Written request → Pick out every line in the data below that holds "JSON".
-------- Given records --------
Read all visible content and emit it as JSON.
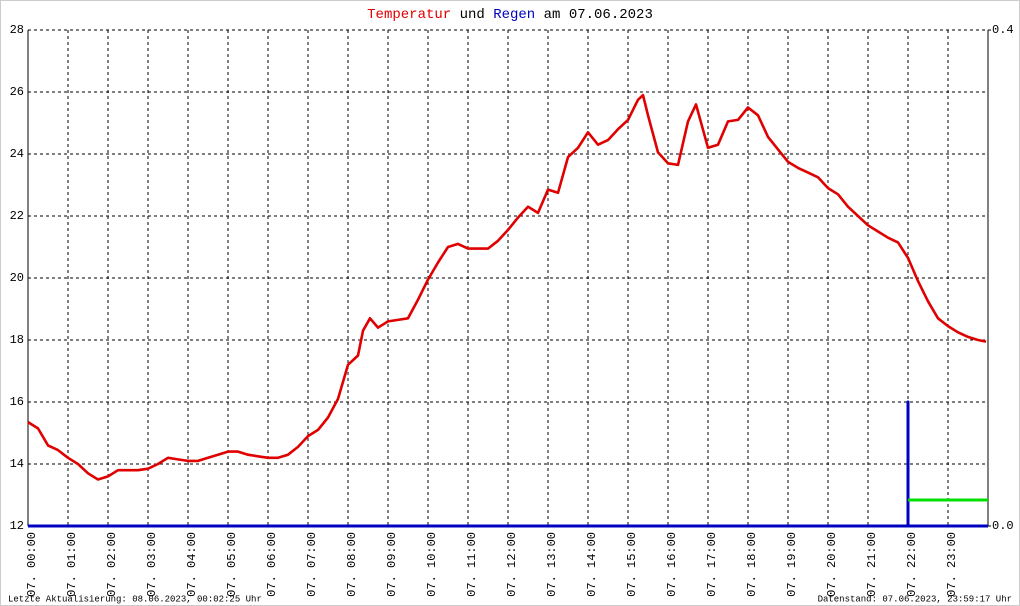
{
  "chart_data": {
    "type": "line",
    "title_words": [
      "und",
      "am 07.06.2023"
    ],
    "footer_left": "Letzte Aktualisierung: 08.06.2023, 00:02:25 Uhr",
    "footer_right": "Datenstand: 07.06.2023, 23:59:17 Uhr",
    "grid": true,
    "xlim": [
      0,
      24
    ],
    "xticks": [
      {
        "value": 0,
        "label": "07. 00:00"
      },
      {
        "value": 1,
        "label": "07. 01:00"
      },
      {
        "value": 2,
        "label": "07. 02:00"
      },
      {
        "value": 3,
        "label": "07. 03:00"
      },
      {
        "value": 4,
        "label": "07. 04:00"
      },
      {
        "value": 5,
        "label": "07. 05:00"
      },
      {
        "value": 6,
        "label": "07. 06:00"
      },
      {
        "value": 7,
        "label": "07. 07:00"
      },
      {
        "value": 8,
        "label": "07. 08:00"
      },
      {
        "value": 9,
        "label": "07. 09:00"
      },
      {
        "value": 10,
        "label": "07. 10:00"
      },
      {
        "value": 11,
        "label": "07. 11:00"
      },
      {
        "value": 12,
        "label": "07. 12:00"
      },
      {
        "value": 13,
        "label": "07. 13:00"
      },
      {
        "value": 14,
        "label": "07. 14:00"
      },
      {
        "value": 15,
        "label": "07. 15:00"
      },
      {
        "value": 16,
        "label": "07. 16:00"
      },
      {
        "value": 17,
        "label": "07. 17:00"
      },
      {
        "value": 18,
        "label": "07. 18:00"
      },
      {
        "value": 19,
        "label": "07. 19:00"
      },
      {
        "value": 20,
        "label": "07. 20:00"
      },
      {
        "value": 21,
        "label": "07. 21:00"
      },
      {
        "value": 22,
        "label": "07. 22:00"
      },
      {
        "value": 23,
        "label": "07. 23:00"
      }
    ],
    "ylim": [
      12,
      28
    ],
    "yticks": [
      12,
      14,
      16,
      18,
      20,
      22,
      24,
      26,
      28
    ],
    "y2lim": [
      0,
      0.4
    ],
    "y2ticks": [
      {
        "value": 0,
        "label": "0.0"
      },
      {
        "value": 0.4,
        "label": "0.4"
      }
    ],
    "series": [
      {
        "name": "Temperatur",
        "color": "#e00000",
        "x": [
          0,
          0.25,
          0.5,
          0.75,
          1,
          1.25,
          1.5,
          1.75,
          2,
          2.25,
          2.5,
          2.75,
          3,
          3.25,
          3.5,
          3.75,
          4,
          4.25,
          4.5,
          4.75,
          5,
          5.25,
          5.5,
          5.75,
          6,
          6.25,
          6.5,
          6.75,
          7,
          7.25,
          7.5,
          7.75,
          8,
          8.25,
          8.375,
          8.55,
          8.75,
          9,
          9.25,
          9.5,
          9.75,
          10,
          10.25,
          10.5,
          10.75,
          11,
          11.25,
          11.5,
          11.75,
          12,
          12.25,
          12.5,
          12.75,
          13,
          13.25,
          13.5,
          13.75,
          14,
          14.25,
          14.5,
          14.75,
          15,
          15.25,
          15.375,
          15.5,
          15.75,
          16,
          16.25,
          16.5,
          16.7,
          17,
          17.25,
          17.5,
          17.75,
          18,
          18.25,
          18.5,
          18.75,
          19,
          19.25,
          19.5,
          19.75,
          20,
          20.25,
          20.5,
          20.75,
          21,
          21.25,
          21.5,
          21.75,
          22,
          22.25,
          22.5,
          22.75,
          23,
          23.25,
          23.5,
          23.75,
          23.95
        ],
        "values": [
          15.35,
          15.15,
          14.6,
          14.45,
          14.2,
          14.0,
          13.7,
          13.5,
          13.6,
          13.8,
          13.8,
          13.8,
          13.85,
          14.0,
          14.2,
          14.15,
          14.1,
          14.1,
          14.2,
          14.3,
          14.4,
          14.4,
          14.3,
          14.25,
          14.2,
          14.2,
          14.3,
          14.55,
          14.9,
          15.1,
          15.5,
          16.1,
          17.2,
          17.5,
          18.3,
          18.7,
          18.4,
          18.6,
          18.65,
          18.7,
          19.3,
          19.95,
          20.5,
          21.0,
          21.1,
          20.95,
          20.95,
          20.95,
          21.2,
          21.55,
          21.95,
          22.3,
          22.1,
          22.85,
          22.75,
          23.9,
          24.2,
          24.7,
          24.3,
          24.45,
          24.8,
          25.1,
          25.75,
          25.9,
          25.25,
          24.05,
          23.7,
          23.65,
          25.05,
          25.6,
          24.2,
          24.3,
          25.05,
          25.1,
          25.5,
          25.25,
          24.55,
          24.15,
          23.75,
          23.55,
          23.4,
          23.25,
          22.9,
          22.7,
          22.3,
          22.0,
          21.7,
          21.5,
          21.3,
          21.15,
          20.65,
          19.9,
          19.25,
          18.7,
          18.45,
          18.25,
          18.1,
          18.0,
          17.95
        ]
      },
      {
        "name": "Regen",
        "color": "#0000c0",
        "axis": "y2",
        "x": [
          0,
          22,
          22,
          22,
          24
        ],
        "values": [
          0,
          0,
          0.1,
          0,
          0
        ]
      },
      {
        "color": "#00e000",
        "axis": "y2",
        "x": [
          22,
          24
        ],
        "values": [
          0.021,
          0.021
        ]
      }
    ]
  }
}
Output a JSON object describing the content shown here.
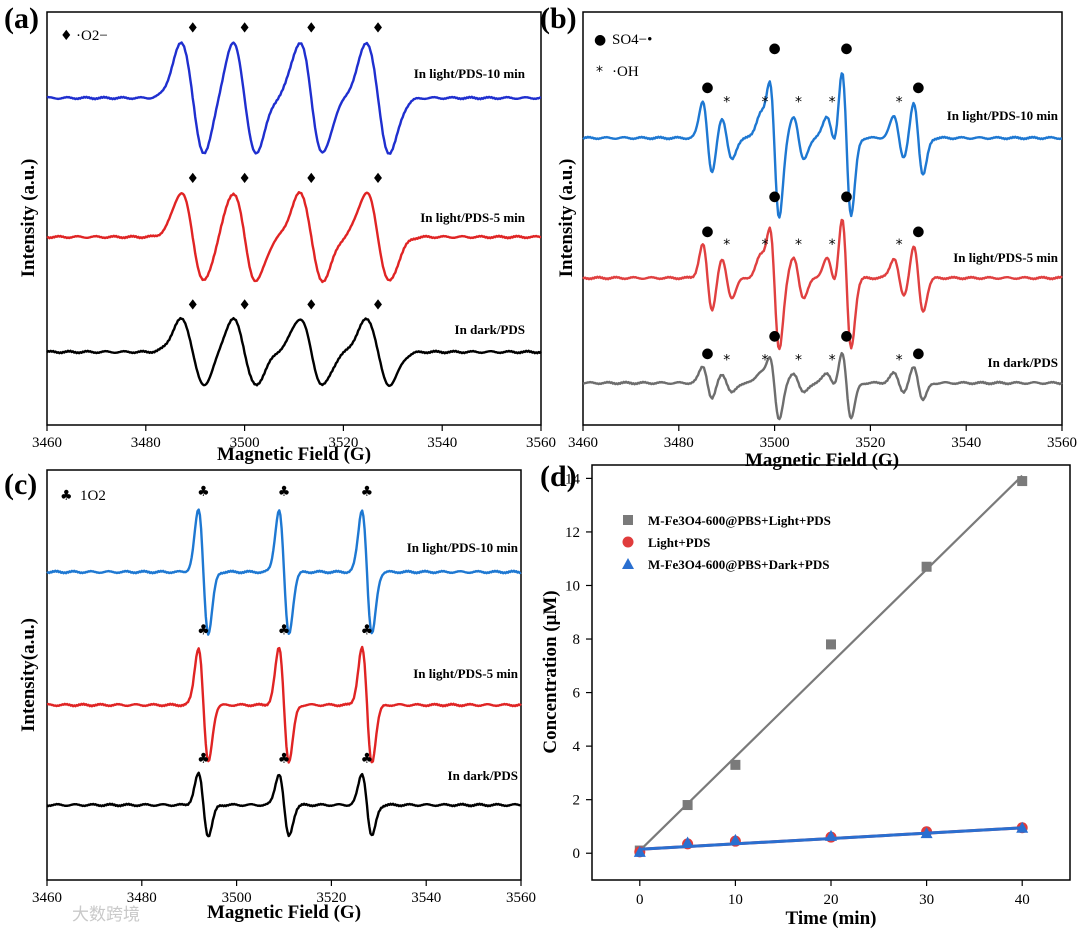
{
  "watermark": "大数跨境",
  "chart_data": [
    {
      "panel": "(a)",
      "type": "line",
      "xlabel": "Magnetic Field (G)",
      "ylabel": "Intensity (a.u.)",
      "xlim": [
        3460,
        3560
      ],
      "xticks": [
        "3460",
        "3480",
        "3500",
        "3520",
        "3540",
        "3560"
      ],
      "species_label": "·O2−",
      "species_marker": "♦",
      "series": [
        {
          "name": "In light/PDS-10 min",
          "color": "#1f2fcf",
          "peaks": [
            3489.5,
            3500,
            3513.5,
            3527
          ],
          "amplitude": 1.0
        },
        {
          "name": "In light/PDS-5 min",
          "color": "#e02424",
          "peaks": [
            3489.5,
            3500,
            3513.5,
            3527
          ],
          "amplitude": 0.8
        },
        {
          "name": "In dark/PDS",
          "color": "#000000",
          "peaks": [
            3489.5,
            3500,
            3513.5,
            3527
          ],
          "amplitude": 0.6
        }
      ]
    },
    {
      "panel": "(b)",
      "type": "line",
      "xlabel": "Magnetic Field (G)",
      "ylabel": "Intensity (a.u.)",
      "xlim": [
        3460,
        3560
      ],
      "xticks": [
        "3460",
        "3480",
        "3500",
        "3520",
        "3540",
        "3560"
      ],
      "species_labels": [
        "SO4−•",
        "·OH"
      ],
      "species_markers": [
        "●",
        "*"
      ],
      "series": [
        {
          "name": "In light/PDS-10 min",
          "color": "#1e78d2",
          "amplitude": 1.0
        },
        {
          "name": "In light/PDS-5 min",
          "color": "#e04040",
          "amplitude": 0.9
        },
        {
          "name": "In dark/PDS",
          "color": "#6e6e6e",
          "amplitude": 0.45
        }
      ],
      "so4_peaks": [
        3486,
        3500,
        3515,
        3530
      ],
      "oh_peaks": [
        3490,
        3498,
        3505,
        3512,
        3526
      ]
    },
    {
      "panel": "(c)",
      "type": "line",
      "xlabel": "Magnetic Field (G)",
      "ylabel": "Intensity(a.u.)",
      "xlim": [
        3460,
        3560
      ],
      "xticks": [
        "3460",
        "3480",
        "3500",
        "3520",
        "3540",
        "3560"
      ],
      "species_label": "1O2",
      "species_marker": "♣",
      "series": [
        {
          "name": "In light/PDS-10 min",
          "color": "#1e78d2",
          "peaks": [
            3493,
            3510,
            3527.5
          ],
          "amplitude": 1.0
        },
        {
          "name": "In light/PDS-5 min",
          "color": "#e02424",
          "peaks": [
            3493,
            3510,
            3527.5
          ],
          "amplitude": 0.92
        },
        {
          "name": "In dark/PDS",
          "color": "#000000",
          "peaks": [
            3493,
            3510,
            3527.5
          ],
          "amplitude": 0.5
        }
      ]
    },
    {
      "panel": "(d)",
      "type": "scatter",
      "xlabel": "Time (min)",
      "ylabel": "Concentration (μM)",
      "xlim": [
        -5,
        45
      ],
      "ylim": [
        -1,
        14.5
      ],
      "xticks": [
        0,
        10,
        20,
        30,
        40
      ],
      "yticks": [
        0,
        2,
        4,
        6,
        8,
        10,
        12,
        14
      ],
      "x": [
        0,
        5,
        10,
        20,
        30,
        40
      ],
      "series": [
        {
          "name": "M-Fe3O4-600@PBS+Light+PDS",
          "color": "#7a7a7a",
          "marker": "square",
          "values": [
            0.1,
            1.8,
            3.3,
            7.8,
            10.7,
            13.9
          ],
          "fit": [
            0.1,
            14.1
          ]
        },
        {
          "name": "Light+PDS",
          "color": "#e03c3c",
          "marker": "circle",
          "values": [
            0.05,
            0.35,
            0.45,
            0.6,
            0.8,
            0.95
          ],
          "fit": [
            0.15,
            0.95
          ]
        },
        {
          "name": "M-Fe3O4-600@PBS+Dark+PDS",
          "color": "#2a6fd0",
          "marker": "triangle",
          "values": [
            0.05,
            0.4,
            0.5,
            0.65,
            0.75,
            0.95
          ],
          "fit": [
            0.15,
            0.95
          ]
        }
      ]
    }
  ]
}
--------
Problem solution →
Read all visible content and emit it as JSON.
Output a JSON object describing the content shown here.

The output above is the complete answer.